Set exercise:
All of the material below is to be retyped exactly.

## start Material for the task

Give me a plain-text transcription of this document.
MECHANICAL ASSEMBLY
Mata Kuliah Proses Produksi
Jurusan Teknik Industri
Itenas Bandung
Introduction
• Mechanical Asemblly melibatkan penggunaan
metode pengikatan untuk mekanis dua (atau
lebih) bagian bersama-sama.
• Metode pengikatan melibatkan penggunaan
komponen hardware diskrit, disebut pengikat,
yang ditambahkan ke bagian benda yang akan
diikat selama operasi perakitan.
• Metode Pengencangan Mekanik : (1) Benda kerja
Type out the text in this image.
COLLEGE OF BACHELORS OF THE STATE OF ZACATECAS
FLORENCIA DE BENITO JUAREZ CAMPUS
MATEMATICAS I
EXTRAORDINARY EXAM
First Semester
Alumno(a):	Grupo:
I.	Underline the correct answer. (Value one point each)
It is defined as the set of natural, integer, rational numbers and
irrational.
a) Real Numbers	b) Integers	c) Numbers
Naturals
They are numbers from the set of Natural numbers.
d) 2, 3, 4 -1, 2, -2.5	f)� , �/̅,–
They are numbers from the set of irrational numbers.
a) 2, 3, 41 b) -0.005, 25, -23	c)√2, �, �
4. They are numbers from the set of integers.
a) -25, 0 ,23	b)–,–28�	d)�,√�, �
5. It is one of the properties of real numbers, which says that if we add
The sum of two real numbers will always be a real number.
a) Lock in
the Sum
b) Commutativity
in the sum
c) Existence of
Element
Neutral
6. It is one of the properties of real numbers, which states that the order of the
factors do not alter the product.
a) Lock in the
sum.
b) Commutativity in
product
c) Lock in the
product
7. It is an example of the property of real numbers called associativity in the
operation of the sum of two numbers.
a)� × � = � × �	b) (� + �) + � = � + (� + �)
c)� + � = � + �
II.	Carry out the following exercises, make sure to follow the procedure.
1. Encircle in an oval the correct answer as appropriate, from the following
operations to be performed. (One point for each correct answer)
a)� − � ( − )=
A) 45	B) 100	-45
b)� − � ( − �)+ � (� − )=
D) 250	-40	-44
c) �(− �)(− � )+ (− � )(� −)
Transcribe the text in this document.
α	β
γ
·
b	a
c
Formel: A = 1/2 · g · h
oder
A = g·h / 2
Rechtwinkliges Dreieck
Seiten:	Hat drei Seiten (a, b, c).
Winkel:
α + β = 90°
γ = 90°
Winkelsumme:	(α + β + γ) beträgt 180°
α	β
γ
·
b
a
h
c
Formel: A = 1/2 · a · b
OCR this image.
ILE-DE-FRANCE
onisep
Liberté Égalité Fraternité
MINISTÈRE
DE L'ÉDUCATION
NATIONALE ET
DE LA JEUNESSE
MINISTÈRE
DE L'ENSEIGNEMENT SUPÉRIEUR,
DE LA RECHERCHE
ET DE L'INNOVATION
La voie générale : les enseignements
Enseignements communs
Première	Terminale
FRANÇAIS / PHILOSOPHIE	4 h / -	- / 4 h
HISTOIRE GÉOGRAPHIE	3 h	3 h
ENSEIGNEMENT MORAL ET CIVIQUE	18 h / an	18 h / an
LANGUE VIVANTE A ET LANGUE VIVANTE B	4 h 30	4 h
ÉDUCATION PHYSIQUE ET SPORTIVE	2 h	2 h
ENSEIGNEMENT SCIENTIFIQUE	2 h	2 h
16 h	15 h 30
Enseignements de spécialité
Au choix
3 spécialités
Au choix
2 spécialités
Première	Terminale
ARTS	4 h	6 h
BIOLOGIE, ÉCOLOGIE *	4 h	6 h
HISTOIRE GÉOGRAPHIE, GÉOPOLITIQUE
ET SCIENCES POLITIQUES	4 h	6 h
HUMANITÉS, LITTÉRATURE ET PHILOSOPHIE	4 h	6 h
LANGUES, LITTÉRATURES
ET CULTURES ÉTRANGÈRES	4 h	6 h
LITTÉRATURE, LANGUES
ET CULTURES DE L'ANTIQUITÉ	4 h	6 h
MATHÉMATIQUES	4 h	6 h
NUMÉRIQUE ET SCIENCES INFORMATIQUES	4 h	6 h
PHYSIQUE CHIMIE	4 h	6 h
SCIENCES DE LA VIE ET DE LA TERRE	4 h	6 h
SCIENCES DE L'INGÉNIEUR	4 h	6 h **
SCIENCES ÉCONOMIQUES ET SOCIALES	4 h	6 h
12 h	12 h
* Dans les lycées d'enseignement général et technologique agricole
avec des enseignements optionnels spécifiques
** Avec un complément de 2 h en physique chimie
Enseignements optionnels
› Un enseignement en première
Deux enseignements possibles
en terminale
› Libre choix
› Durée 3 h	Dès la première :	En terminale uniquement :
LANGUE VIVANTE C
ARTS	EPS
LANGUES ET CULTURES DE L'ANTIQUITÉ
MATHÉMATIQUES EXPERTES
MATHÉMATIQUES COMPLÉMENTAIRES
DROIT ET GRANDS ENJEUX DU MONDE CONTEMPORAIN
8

## end Material for the task

Completed exercise:
Give me a plain-text transcription of this document.
MECHANICAL ASSEMBLY
Mata Kuliah Proses Produksi
Jurusan Teknik Industri
Itenas Bandung
Introduction
• Mechanical Asemblly melibatkan penggunaan
metode pengikatan untuk mekanis dua (atau
lebih) bagian bersama-sama.
• Metode pengikatan melibatkan penggunaan
komponen hardware diskrit, disebut pengikat,
yang ditambahkan ke bagian benda yang akan
diikat selama operasi perakitan.
• Metode Pengencangan Mekanik : (1) Benda kerja
Type out the text in this image.
COLLEGE OF BACHELORS OF THE STATE OF ZACATECAS
FLORENCIA DE BENITO JUAREZ CAMPUS
MATEMATICAS I
EXTRAORDINARY EXAM
First Semester
Alumno(a):	Grupo:
I.	Underline the correct answer. (Value one point each)
It is defined as the set of natural, integer, rational numbers and
irrational.
a) Real Numbers	b) Integers	c) Numbers
Naturals
They are numbers from the set of Natural numbers.
d) 2, 3, 4 -1, 2, -2.5	f)� , �/̅,–
They are numbers from the set of irrational numbers.
a) 2, 3, 41 b) -0.005, 25, -23	c)√2, �, �
4. They are numbers from the set of integers.
a) -25, 0 ,23	b)–,–28�	d)�,√�, �
5. It is one of the properties of real numbers, which says that if we add
The sum of two real numbers will always be a real number.
a) Lock in
the Sum
b) Commutativity
in the sum
c) Existence of
Element
Neutral
6. It is one of the properties of real numbers, which states that the order of the
factors do not alter the product.
a) Lock in the
sum.
b) Commutativity in
product
c) Lock in the
product
7. It is an example of the property of real numbers called associativity in the
operation of the sum of two numbers.
a)� × � = � × �	b) (� + �) + � = � + (� + �)
c)� + � = � + �
II.	Carry out the following exercises, make sure to follow the procedure.
1. Encircle in an oval the correct answer as appropriate, from the following
operations to be performed. (One point for each correct answer)
a)� − � ( − )=
A) 45	B) 100	-45
b)� − � ( − �)+ � (� − )=
D) 250	-40	-44
c) �(− �)(− � )+ (− � )(� −)
Transcribe the text in this document.
α	β
γ
·
b	a
c
Formel: A = 1/2 · g · h
oder
A = g·h / 2
Rechtwinkliges Dreieck
Seiten:	Hat drei Seiten (a, b, c).
Winkel:
α + β = 90°
γ = 90°
Winkelsumme:	(α + β + γ) beträgt 180°
α	β
γ
·
b
a
h
c
Formel: A = 1/2 · a · b
OCR this image.
ILE-DE-FRANCE
onisep
Liberté Égalité Fraternité
MINISTÈRE
DE L'ÉDUCATION
NATIONALE ET
DE LA JEUNESSE
MINISTÈRE
DE L'ENSEIGNEMENT SUPÉRIEUR,
DE LA RECHERCHE
ET DE L'INNOVATION
La voie générale : les enseignements
Enseignements communs
Première	Terminale
FRANÇAIS / PHILOSOPHIE	4 h / -	- / 4 h
HISTOIRE GÉOGRAPHIE	3 h	3 h
ENSEIGNEMENT MORAL ET CIVIQUE	18 h / an	18 h / an
LANGUE VIVANTE A ET LANGUE VIVANTE B	4 h 30	4 h
ÉDUCATION PHYSIQUE ET SPORTIVE	2 h	2 h
ENSEIGNEMENT SCIENTIFIQUE	2 h	2 h
16 h	15 h 30
Enseignements de spécialité
Au choix
3 spécialités
Au choix
2 spécialités
Première	Terminale
ARTS	4 h	6 h
BIOLOGIE, ÉCOLOGIE *	4 h	6 h
HISTOIRE GÉOGRAPHIE, GÉOPOLITIQUE
ET SCIENCES POLITIQUES	4 h	6 h
HUMANITÉS, LITTÉRATURE ET PHILOSOPHIE	4 h	6 h
LANGUES, LITTÉRATURES
ET CULTURES ÉTRANGÈRES	4 h	6 h
LITTÉRATURE, LANGUES
ET CULTURES DE L'ANTIQUITÉ	4 h	6 h
MATHÉMATIQUES	4 h	6 h
NUMÉRIQUE ET SCIENCES INFORMATIQUES	4 h	6 h
PHYSIQUE CHIMIE	4 h	6 h
SCIENCES DE LA VIE ET DE LA TERRE	4 h	6 h
SCIENCES DE L'INGÉNIEUR	4 h	6 h **
SCIENCES ÉCONOMIQUES ET SOCIALES	4 h	6 h
12 h	12 h
* Dans les lycées d'enseignement général et technologique agricole
avec des enseignements optionnels spécifiques
** Avec un complément de 2 h en physique chimie
Enseignements optionnels
› Un enseignement en première
Deux enseignements possibles
en terminale
› Libre choix
› Durée 3 h	Dès la première :	En terminale uniquement :
LANGUE VIVANTE C
ARTS	EPS
LANGUES ET CULTURES DE L'ANTIQUITÉ
MATHÉMATIQUES EXPERTES
MATHÉMATIQUES COMPLÉMENTAIRES
DROIT ET GRANDS ENJEUX DU MONDE CONTEMPORAIN
8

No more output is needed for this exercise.